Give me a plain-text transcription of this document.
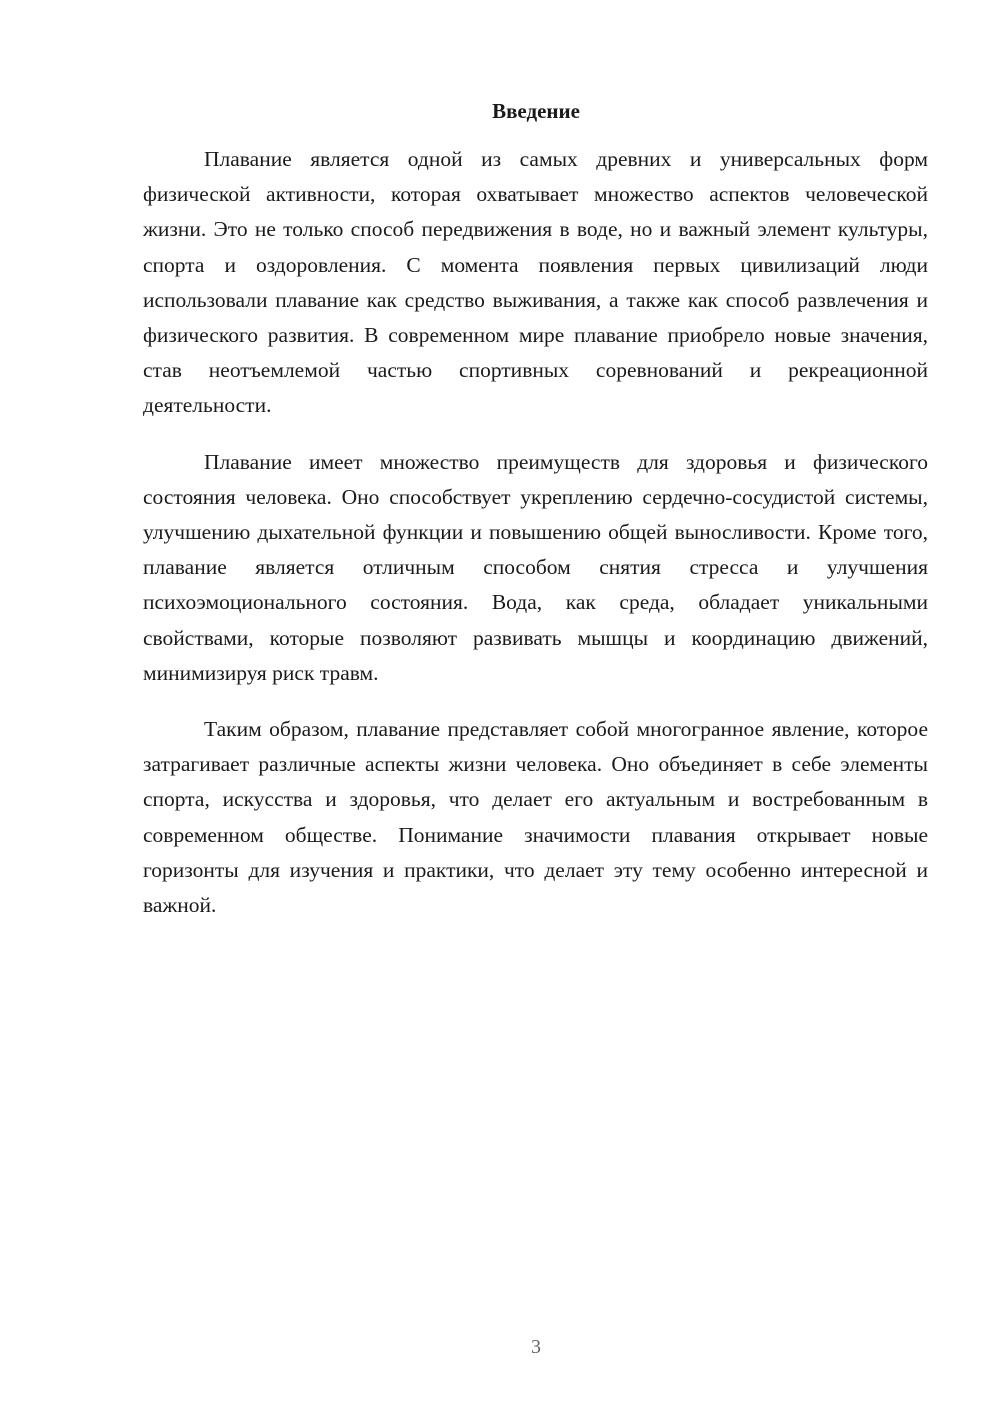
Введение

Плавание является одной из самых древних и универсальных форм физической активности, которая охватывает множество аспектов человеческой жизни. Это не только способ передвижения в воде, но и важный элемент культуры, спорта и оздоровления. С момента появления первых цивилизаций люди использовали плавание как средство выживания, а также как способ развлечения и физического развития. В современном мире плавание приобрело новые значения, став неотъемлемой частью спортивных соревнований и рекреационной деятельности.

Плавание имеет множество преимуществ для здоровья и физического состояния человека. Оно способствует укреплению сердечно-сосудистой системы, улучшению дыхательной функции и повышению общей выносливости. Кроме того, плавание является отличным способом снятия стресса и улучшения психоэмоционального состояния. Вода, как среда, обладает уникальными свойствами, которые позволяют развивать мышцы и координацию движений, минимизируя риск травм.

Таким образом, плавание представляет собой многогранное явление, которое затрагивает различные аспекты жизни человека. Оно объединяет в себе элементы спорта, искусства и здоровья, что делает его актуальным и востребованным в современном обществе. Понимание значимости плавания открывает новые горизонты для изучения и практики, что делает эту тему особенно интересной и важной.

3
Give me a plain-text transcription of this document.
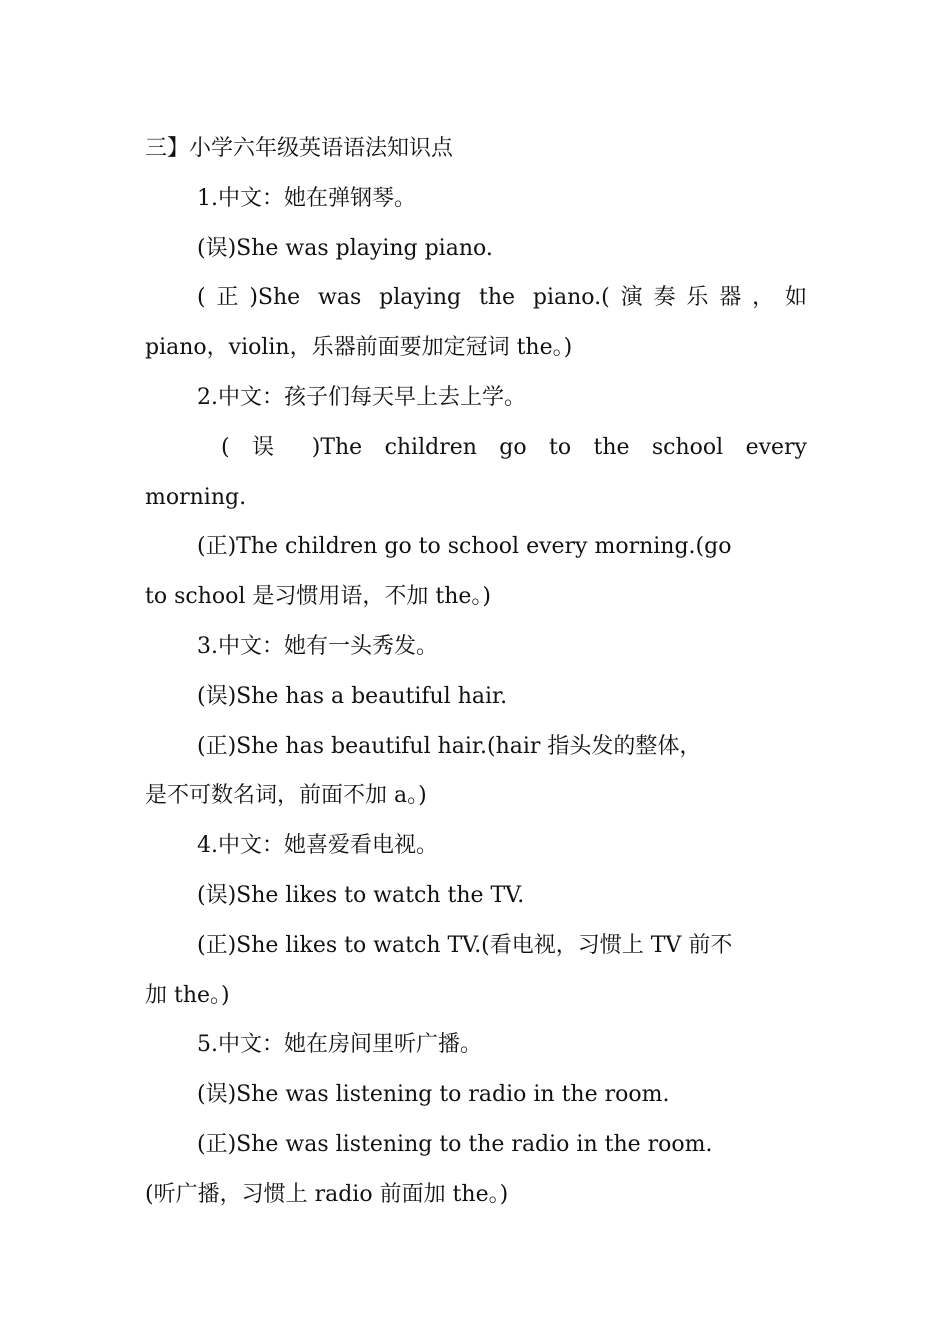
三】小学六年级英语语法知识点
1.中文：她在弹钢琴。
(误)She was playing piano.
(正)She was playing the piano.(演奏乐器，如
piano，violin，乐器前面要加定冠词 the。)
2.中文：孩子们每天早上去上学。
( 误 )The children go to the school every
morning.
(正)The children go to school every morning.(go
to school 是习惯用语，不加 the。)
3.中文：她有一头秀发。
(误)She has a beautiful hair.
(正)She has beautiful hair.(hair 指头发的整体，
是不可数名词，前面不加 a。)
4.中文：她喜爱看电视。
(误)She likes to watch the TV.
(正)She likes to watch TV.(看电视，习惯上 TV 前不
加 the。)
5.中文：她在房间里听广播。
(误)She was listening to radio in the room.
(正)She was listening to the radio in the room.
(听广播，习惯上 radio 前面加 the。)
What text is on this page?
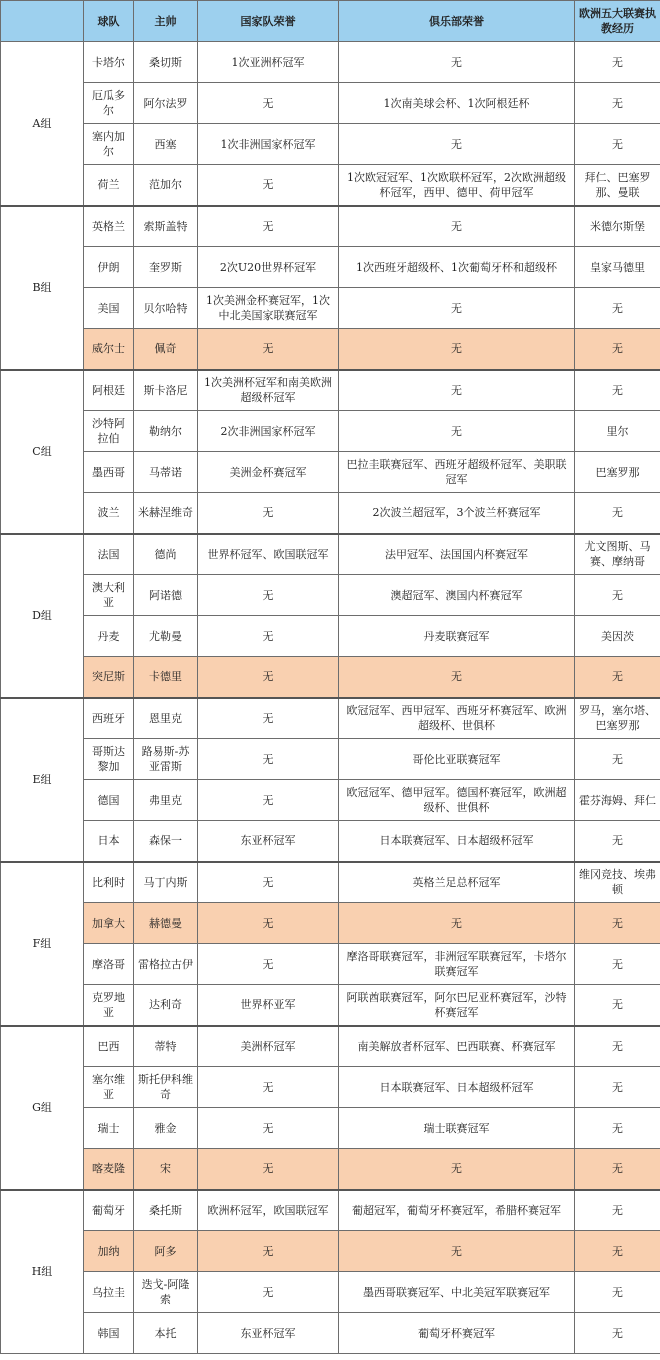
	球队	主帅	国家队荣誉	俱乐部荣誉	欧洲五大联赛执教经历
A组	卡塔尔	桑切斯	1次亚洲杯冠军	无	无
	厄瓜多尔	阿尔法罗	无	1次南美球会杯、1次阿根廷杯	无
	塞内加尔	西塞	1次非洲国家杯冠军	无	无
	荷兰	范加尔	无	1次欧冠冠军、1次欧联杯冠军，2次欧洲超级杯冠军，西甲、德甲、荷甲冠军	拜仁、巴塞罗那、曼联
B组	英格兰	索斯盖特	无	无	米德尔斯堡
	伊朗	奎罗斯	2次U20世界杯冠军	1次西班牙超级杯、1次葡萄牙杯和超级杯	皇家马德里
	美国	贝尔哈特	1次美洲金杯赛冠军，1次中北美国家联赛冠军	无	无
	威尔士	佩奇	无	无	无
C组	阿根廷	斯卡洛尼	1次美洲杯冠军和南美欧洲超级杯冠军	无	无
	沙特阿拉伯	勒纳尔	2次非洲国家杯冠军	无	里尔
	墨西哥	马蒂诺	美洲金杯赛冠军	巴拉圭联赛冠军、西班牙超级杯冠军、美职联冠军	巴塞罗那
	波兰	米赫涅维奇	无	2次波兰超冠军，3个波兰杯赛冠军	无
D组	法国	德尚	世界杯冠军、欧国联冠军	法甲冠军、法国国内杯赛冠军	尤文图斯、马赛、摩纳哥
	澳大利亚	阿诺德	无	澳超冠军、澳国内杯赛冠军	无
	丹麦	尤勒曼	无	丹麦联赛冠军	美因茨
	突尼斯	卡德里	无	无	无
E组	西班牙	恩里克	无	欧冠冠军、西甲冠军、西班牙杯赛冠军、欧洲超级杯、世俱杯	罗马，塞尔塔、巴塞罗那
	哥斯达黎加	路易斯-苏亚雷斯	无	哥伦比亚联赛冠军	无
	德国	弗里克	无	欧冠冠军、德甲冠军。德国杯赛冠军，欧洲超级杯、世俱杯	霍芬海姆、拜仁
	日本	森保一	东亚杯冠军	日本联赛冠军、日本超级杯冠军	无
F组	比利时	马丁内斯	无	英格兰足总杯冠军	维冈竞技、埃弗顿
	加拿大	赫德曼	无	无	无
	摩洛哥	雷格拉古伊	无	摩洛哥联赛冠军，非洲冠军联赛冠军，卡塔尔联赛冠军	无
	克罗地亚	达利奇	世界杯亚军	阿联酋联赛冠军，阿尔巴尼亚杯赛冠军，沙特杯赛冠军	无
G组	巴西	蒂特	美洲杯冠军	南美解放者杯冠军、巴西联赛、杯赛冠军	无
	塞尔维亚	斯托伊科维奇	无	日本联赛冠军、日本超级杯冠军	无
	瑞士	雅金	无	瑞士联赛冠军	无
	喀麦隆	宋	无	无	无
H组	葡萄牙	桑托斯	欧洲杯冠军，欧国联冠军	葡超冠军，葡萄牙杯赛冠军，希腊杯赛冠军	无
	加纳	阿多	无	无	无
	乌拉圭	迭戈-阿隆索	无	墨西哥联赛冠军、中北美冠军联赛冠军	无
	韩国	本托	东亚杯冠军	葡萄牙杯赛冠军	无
==============================
All of the material above should be reproduced exactly, except the pictures.

→ THE REPLY
Give me a plain-text transcription of this document.
Введение

Плавание является одной из самых древних и универсальных форм физической активности, которая охватывает множество аспектов человеческой жизни. Это не только способ передвижения в воде, но и важный элемент культуры, спорта и оздоровления. С момента появления первых цивилизаций люди использовали плавание как средство выживания, а также как способ развлечения и физического развития. В современном мире плавание приобрело новые значения, став неотъемлемой частью спортивных соревнований и рекреационной деятельности.

Плавание имеет множество преимуществ для здоровья и физического состояния человека. Оно способствует укреплению сердечно-сосудистой системы, улучшению дыхательной функции и повышению общей выносливости. Кроме того, плавание является отличным способом снятия стресса и улучшения психоэмоционального состояния. Вода, как среда, обладает уникальными свойствами, которые позволяют развивать мышцы и координацию движений, минимизируя риск травм.

Таким образом, плавание представляет собой многогранное явление, которое затрагивает различные аспекты жизни человека. Оно объединяет в себе элементы спорта, искусства и здоровья, что делает его актуальным и востребованным в современном обществе. Понимание значимости плавания открывает новые горизонты для изучения и практики, что делает эту тему особенно интересной и важной.

3
Give me a plain-text transcription of this document.
三】小学六年级英语语法知识点
1.中文：她在弹钢琴。
(误)She was playing piano.
(正)She was playing the piano.(演奏乐器，如
piano，violin，乐器前面要加定冠词 the。)
2.中文：孩子们每天早上去上学。
( 误 )The children go to the school every
morning.
(正)The children go to school every morning.(go
to school 是习惯用语，不加 the。)
3.中文：她有一头秀发。
(误)She has a beautiful hair.
(正)She has beautiful hair.(hair 指头发的整体，
是不可数名词，前面不加 a。)
4.中文：她喜爱看电视。
(误)She likes to watch the TV.
(正)She likes to watch TV.(看电视，习惯上 TV 前不
加 the。)
5.中文：她在房间里听广播。
(误)She was listening to radio in the room.
(正)She was listening to the radio in the room.
(听广播，习惯上 radio 前面加 the。)
What text is on this page?
	球队	主帅	国家队荣誉	俱乐部荣誉	欧洲五大联赛执教经历
A组	卡塔尔	桑切斯	1次亚洲杯冠军	无	无
	厄瓜多尔	阿尔法罗	无	1次南美球会杯、1次阿根廷杯	无
	塞内加尔	西塞	1次非洲国家杯冠军	无	无
	荷兰	范加尔	无	1次欧冠冠军、1次欧联杯冠军，2次欧洲超级杯冠军，西甲、德甲、荷甲冠军	拜仁、巴塞罗那、曼联
B组	英格兰	索斯盖特	无	无	米德尔斯堡
	伊朗	奎罗斯	2次U20世界杯冠军	1次西班牙超级杯、1次葡萄牙杯和超级杯	皇家马德里
	美国	贝尔哈特	1次美洲金杯赛冠军，1次中北美国家联赛冠军	无	无
	威尔士	佩奇	无	无	无
C组	阿根廷	斯卡洛尼	1次美洲杯冠军和南美欧洲超级杯冠军	无	无
	沙特阿拉伯	勒纳尔	2次非洲国家杯冠军	无	里尔
	墨西哥	马蒂诺	美洲金杯赛冠军	巴拉圭联赛冠军、西班牙超级杯冠军、美职联冠军	巴塞罗那
	波兰	米赫涅维奇	无	2次波兰超冠军，3个波兰杯赛冠军	无
D组	法国	德尚	世界杯冠军、欧国联冠军	法甲冠军、法国国内杯赛冠军	尤文图斯、马赛、摩纳哥
	澳大利亚	阿诺德	无	澳超冠军、澳国内杯赛冠军	无
	丹麦	尤勒曼	无	丹麦联赛冠军	美因茨
	突尼斯	卡德里	无	无	无
E组	西班牙	恩里克	无	欧冠冠军、西甲冠军、西班牙杯赛冠军、欧洲超级杯、世俱杯	罗马，塞尔塔、巴塞罗那
	哥斯达黎加	路易斯-苏亚雷斯	无	哥伦比亚联赛冠军	无
	德国	弗里克	无	欧冠冠军、德甲冠军。德国杯赛冠军，欧洲超级杯、世俱杯	霍芬海姆、拜仁
	日本	森保一	东亚杯冠军	日本联赛冠军、日本超级杯冠军	无
F组	比利时	马丁内斯	无	英格兰足总杯冠军	维冈竞技、埃弗顿
	加拿大	赫德曼	无	无	无
	摩洛哥	雷格拉古伊	无	摩洛哥联赛冠军，非洲冠军联赛冠军，卡塔尔联赛冠军	无
	克罗地亚	达利奇	世界杯亚军	阿联酋联赛冠军，阿尔巴尼亚杯赛冠军，沙特杯赛冠军	无
G组	巴西	蒂特	美洲杯冠军	南美解放者杯冠军、巴西联赛、杯赛冠军	无
	塞尔维亚	斯托伊科维奇	无	日本联赛冠军、日本超级杯冠军	无
	瑞士	雅金	无	瑞士联赛冠军	无
	喀麦隆	宋	无	无	无
H组	葡萄牙	桑托斯	欧洲杯冠军，欧国联冠军	葡超冠军，葡萄牙杯赛冠军，希腊杯赛冠军	无
	加纳	阿多	无	无	无
	乌拉圭	迭戈-阿隆索	无	墨西哥联赛冠军、中北美冠军联赛冠军	无
	韩国	本托	东亚杯冠军	葡萄牙杯赛冠军	无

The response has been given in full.